## Extracted records
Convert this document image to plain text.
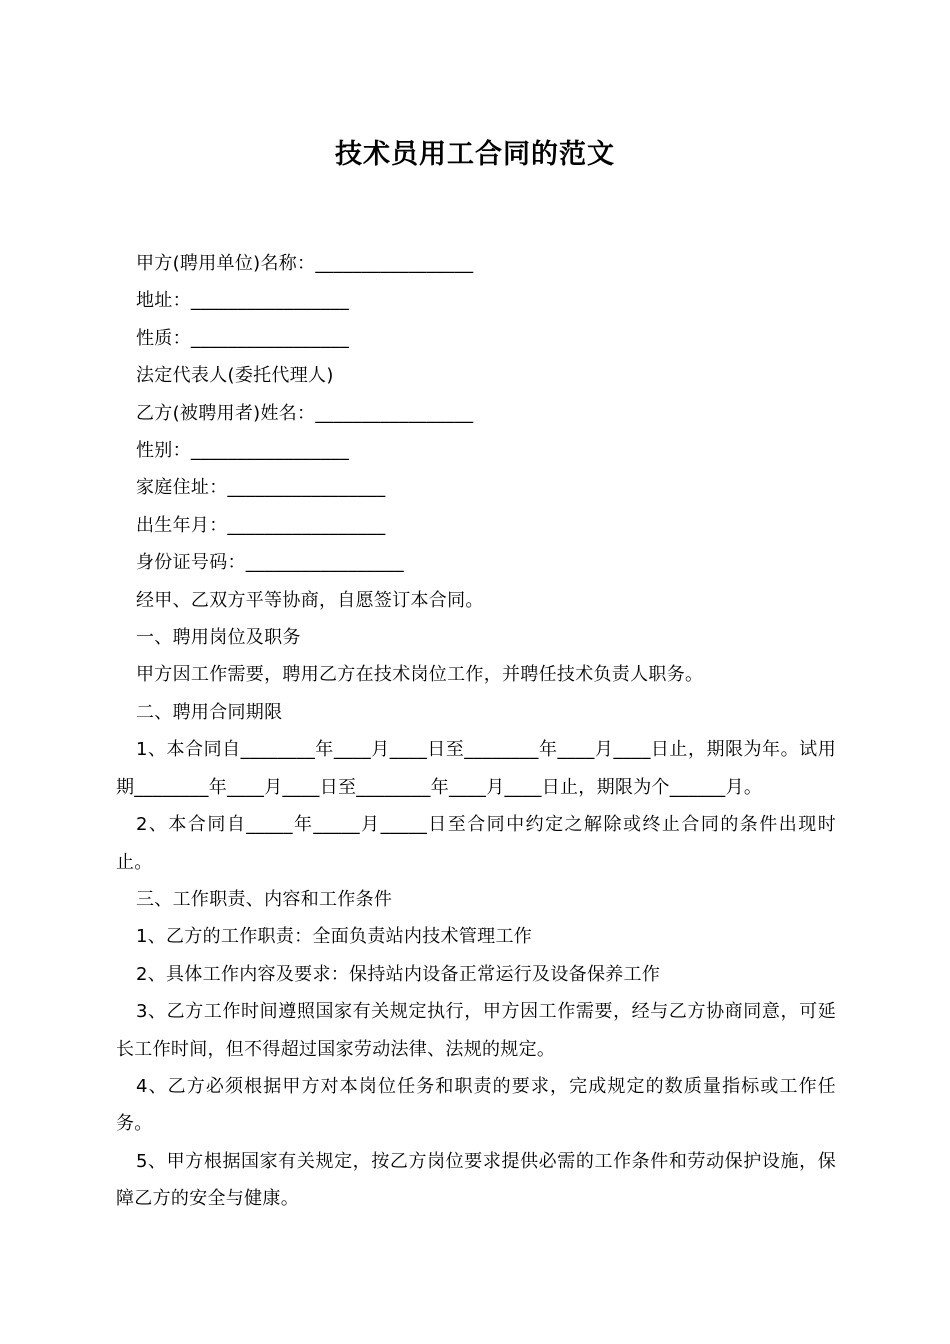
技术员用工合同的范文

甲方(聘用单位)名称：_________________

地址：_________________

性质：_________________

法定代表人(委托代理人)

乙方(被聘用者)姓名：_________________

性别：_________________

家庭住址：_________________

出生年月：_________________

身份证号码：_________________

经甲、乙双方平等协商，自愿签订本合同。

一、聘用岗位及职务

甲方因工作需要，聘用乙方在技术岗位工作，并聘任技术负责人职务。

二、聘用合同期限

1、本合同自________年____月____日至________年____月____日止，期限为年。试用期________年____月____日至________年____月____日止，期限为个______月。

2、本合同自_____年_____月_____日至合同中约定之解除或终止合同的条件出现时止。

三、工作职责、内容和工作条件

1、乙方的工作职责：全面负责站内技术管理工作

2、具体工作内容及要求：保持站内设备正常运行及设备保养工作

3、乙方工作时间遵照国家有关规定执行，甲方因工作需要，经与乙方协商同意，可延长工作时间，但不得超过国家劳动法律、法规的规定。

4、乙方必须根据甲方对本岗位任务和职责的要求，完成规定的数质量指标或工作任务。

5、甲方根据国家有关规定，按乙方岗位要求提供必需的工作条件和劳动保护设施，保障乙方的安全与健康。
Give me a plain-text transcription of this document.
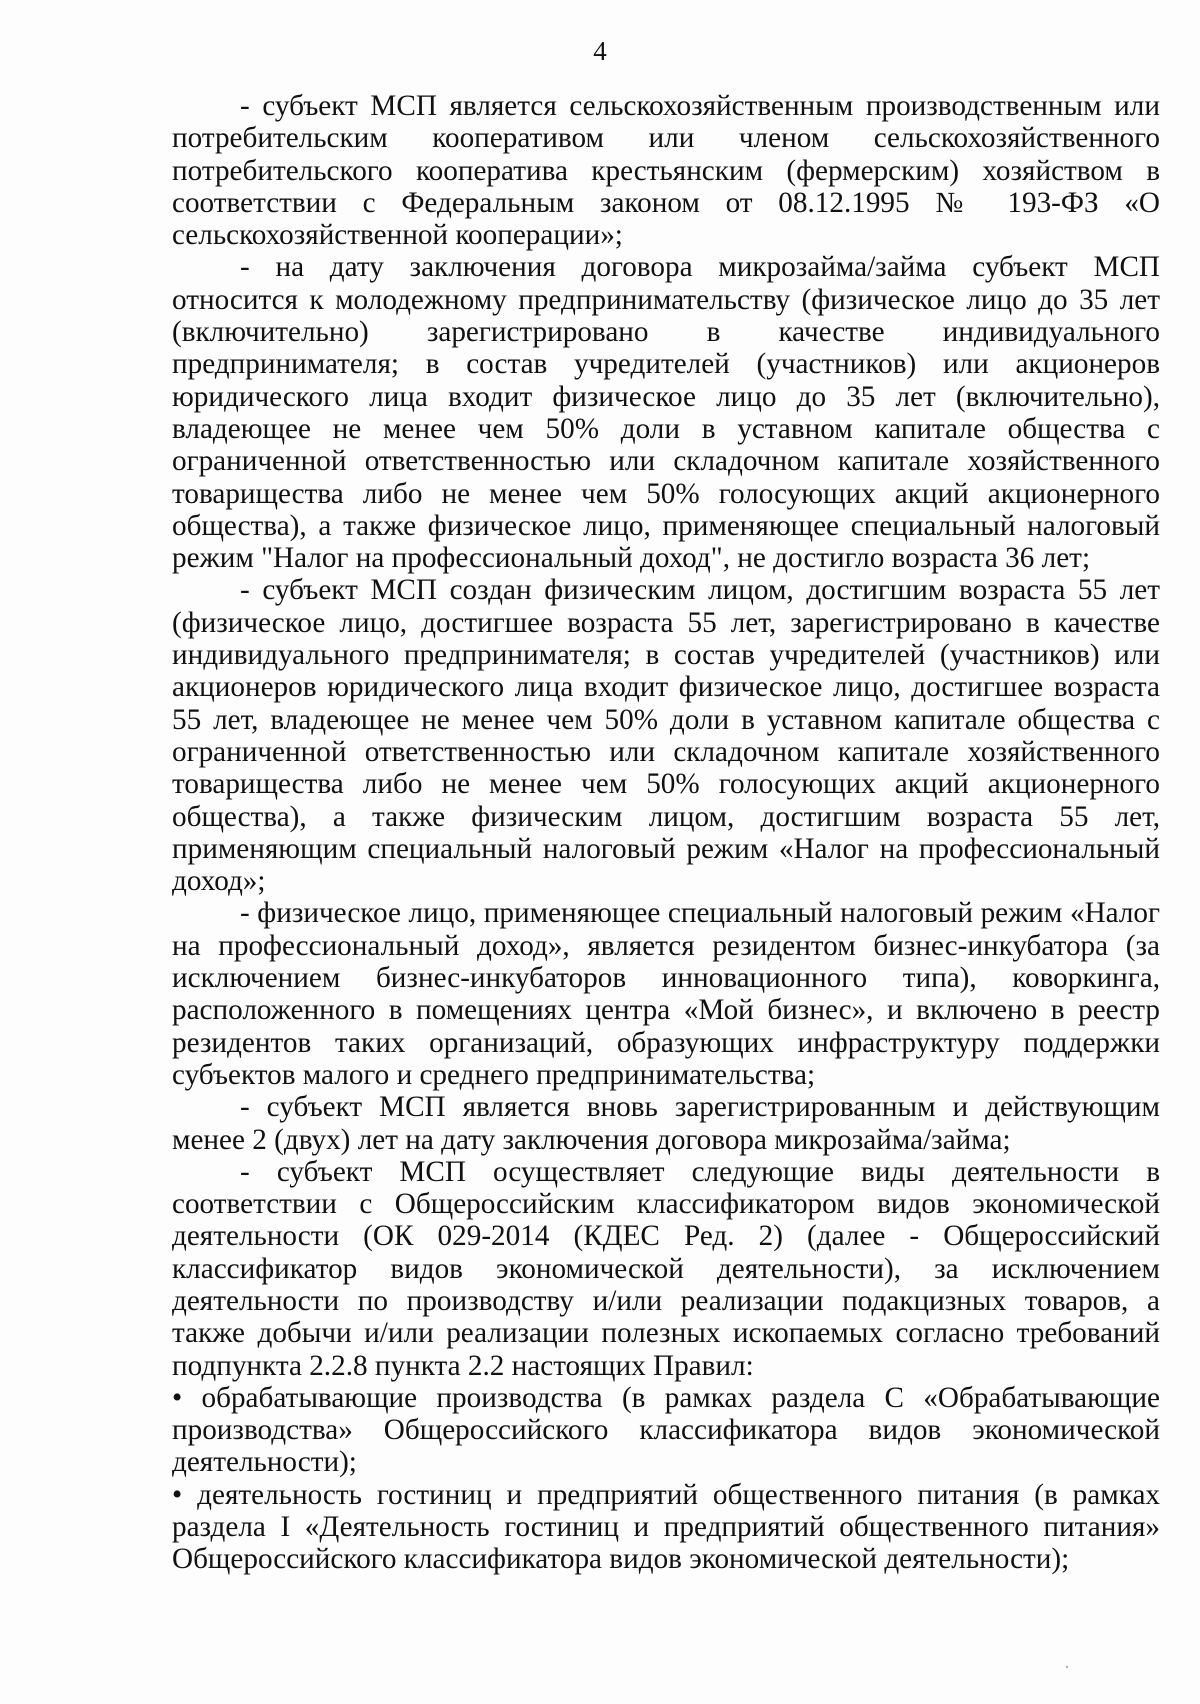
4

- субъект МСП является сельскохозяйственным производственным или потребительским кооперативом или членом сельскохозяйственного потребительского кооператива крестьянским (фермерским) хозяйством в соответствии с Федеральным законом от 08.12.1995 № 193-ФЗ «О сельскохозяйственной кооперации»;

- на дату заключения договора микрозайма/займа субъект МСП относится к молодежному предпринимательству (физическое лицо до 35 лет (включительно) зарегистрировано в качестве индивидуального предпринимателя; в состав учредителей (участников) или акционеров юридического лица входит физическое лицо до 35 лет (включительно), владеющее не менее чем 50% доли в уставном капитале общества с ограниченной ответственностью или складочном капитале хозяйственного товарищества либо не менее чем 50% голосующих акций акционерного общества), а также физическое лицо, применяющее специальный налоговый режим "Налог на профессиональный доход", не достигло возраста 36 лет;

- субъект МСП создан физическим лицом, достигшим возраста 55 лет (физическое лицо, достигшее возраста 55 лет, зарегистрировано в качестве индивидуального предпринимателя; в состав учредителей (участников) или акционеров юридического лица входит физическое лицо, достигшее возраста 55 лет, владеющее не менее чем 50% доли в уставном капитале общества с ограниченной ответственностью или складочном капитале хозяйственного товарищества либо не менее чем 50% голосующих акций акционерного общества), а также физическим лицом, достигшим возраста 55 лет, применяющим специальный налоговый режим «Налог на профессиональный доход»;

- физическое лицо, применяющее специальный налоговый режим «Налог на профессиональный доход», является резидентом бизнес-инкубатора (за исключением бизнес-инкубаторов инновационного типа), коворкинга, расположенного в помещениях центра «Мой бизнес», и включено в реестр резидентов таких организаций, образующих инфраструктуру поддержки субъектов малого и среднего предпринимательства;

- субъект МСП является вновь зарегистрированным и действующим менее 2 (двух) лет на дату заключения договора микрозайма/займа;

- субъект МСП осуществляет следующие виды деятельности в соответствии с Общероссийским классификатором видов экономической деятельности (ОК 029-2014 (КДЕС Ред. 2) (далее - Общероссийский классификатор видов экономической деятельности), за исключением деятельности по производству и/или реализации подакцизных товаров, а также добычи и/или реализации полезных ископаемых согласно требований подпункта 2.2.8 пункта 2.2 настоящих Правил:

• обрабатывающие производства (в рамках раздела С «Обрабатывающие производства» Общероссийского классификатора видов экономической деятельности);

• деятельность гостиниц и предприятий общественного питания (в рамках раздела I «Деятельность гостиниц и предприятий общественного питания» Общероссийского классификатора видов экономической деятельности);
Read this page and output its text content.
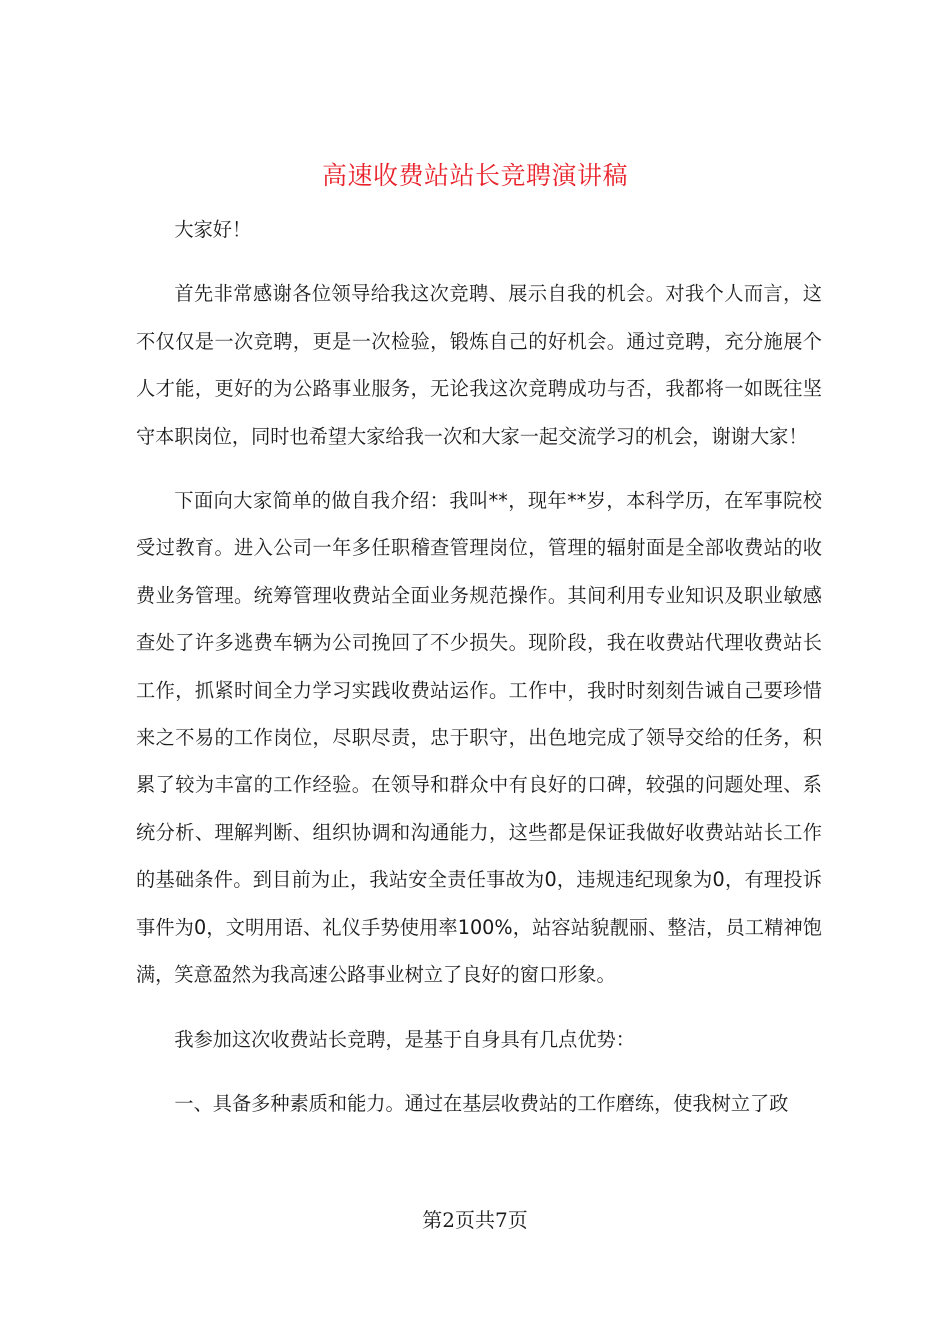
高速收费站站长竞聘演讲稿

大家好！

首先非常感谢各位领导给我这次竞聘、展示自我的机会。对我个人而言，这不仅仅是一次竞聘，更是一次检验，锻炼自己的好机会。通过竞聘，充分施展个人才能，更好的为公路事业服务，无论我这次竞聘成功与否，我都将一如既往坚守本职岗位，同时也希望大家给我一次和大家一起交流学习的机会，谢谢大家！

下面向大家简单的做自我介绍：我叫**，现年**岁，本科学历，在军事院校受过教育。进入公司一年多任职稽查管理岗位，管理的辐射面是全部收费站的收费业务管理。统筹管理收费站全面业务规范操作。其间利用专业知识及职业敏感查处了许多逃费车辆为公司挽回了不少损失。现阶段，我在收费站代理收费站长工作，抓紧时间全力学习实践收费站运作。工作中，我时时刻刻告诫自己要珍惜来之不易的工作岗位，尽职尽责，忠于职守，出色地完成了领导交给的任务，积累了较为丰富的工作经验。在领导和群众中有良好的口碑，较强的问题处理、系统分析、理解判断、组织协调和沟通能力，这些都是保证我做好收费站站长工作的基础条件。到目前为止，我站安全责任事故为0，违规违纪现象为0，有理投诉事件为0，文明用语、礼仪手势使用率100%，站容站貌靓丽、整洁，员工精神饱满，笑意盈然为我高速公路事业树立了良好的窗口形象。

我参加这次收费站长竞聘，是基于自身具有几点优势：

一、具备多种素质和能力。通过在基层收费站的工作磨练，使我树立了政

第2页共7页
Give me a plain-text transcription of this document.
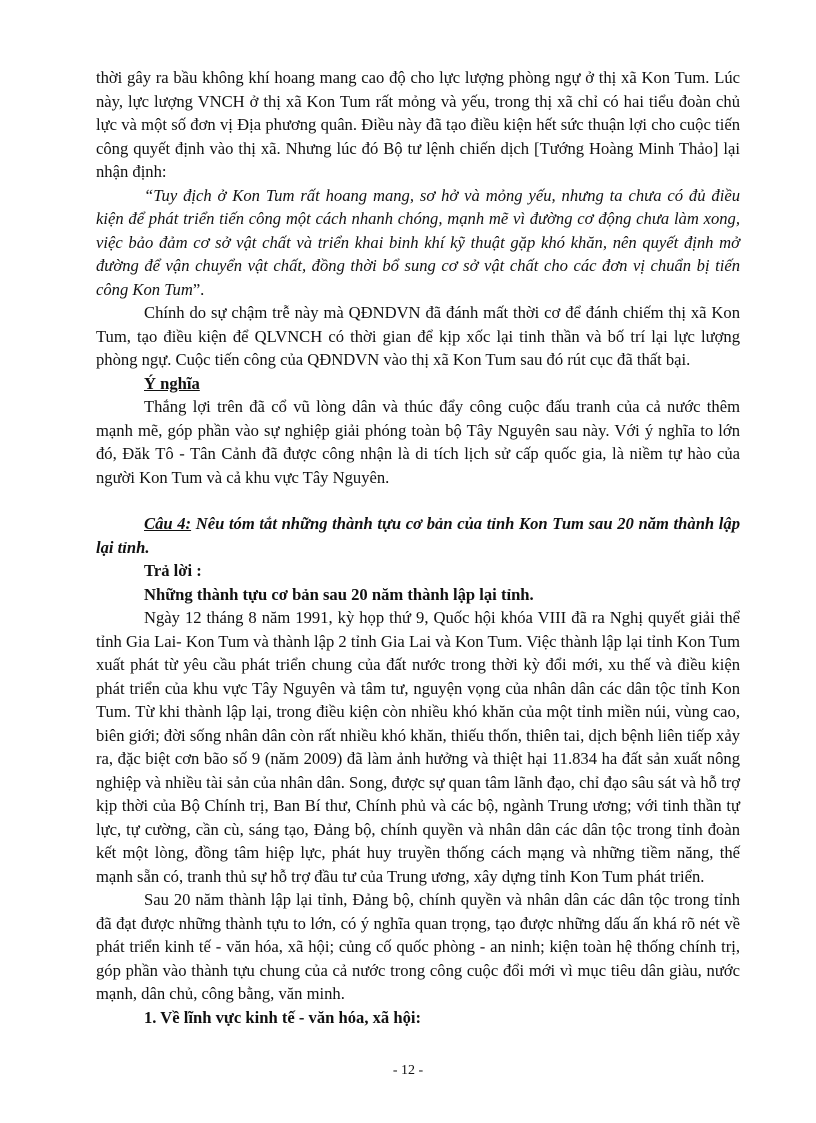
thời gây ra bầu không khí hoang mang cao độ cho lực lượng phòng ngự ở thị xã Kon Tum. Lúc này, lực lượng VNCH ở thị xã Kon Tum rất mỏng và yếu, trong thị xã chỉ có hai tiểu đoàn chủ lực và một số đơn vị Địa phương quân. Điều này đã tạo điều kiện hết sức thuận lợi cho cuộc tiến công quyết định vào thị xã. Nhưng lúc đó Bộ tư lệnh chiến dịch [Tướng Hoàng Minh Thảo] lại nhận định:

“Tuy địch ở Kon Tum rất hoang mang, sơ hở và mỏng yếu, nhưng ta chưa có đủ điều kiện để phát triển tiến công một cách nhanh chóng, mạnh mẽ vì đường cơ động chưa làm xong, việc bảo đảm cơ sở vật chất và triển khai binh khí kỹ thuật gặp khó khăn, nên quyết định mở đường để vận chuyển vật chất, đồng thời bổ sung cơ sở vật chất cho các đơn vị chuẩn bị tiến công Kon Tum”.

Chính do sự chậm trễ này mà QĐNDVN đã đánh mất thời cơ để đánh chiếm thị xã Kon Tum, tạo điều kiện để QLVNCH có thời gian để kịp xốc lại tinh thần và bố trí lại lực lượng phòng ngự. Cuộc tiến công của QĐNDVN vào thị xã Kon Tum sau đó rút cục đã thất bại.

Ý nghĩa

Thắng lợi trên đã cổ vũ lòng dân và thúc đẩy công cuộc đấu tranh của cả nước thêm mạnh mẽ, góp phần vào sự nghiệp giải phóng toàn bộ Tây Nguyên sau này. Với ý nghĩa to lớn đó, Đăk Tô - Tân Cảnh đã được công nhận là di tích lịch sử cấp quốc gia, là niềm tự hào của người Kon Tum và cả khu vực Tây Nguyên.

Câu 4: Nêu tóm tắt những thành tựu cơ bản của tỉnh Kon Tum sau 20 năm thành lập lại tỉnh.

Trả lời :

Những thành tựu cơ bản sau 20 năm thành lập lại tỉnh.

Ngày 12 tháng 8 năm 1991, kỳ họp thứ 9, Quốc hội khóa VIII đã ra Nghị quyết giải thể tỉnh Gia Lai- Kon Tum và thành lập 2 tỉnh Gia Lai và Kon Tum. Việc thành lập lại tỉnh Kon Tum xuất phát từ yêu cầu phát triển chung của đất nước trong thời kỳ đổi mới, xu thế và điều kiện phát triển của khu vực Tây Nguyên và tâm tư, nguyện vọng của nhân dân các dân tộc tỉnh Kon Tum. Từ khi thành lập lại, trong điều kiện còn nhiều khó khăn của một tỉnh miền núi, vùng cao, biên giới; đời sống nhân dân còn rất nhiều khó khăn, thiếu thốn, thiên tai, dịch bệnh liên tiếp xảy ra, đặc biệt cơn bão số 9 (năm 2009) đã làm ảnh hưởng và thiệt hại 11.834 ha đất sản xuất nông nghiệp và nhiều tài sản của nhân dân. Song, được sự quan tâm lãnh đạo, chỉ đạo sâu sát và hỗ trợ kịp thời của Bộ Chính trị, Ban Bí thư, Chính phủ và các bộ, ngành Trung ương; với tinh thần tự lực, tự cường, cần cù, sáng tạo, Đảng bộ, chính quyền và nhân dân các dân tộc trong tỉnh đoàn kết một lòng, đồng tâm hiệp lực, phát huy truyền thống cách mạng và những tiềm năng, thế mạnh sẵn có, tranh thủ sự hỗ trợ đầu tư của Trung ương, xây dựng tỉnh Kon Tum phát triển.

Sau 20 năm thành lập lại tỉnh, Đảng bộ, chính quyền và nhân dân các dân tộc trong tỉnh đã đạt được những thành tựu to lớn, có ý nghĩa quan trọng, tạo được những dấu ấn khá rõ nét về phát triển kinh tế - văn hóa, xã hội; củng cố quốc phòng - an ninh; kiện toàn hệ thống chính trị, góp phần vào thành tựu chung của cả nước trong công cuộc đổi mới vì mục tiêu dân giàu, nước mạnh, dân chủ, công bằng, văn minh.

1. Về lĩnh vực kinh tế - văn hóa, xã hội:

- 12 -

## Written request
Report how many lines in the data contain the word "kinh", with no words besides the number.

## Task response
2